> WHAT TO WORK ON
Lines holding the string "możliwość" are the ones to copy from this listing.

* Begin AVAILABLE RECORDS *

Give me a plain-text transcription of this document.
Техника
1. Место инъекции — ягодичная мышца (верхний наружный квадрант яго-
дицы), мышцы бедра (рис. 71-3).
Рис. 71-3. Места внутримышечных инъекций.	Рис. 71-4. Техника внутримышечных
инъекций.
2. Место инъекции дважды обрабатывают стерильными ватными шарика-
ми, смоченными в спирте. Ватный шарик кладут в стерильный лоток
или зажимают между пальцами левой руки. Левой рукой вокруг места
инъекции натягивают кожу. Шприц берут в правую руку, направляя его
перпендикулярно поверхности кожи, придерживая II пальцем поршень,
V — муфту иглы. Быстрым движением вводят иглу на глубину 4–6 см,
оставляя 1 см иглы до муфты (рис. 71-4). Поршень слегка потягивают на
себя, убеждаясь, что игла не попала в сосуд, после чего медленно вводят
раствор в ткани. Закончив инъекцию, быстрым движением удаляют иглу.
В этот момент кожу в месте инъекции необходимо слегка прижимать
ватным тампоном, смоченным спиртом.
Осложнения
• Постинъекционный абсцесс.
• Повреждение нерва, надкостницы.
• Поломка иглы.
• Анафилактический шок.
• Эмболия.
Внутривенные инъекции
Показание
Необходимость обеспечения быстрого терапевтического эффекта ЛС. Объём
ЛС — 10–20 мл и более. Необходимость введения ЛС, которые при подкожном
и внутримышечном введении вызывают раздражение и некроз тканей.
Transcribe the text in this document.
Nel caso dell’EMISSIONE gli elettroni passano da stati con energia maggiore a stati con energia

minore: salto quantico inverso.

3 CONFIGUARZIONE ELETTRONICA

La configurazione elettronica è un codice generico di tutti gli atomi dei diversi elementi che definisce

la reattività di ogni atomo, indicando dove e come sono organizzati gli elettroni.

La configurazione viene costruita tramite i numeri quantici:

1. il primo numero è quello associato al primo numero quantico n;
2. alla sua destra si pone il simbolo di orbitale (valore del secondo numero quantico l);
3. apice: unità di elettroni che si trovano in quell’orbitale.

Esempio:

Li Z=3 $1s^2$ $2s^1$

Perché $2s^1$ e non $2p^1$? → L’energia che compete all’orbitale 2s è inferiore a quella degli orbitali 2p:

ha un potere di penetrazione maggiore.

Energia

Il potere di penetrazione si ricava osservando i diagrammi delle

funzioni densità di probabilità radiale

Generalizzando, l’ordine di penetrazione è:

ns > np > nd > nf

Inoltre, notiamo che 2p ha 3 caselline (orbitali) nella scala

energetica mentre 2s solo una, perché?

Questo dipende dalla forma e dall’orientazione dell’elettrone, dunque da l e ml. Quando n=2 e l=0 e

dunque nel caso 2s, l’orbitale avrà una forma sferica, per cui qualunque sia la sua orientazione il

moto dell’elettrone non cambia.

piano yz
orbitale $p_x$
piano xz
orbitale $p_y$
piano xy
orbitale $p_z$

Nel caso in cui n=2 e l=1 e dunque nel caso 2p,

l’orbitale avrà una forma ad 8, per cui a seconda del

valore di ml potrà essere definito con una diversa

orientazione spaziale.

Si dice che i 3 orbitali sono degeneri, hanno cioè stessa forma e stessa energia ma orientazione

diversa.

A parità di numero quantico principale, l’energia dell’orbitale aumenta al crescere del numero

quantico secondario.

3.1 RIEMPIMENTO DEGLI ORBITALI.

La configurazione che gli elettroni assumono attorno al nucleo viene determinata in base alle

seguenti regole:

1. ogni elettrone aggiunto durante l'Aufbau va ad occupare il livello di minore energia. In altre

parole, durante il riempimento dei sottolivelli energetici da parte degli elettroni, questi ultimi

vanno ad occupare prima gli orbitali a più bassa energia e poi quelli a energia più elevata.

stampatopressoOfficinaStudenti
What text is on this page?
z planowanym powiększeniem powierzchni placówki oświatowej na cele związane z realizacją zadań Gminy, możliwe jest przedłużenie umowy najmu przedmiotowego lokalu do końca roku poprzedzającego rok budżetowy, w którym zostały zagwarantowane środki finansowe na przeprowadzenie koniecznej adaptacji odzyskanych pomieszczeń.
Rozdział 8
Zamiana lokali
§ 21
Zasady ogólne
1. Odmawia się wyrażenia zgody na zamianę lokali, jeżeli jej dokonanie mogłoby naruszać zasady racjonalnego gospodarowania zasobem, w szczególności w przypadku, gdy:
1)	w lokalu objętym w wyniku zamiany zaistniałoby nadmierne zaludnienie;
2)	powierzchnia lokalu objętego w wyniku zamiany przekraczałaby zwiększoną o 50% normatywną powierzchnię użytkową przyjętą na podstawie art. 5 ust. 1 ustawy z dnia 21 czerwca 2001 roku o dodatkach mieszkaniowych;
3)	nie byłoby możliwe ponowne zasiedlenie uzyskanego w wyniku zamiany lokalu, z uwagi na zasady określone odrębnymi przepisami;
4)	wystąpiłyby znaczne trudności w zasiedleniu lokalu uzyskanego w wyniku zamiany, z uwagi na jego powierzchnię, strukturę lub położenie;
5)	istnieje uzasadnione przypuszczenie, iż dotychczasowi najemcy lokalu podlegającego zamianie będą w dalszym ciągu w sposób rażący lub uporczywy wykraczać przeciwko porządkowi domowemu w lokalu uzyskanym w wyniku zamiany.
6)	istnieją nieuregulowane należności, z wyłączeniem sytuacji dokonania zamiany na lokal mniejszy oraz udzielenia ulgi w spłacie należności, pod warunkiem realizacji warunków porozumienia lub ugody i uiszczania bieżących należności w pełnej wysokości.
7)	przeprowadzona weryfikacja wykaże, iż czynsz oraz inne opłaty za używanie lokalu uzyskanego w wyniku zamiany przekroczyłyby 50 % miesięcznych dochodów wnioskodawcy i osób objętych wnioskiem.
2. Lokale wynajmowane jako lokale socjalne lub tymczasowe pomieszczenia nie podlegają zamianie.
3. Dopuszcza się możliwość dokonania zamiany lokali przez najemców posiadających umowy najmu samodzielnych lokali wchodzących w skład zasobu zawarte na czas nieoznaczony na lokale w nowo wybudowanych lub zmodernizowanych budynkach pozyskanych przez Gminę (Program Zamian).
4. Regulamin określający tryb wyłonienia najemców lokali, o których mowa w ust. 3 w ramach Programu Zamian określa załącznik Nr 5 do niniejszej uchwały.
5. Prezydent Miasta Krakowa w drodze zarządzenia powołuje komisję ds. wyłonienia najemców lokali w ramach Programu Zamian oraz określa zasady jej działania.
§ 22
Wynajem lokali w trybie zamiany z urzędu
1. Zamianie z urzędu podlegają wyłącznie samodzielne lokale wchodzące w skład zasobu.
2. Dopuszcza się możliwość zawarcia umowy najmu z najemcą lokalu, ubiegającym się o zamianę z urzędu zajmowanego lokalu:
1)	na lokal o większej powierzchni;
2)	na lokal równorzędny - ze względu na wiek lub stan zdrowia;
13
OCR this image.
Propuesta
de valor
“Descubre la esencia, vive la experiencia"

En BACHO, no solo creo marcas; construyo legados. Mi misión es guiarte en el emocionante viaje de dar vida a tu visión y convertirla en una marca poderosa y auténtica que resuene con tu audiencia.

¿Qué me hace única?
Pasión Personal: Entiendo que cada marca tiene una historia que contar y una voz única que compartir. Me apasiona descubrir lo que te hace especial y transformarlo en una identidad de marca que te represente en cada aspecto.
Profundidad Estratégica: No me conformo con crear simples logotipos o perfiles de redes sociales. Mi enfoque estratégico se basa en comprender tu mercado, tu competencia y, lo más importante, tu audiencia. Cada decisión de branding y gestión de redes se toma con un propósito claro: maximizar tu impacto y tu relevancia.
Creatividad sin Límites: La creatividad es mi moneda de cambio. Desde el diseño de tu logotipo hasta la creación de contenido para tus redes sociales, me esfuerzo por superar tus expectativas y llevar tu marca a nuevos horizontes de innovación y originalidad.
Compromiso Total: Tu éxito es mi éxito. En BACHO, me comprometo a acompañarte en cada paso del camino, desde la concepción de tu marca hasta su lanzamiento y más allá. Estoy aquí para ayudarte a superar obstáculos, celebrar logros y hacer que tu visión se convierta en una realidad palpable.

* End AVAILABLE RECORDS *

> TASK OUTPUT
3. Dopuszcza się możliwość dokonania zamiany lokali przez najemców posiadających umowy najmu samodzielnych lokali wchodzących w skład zasobu zawarte na czas nieoznaczony na lokale w nowo wybudowanych lub zmodernizowanych budynkach pozyskanych przez Gminę (Program Zamian).
2. Dopuszcza się możliwość zawarcia umowy najmu z najemcą lokalu, ubiegającym się o zamianę z urzędu zajmowanego lokalu:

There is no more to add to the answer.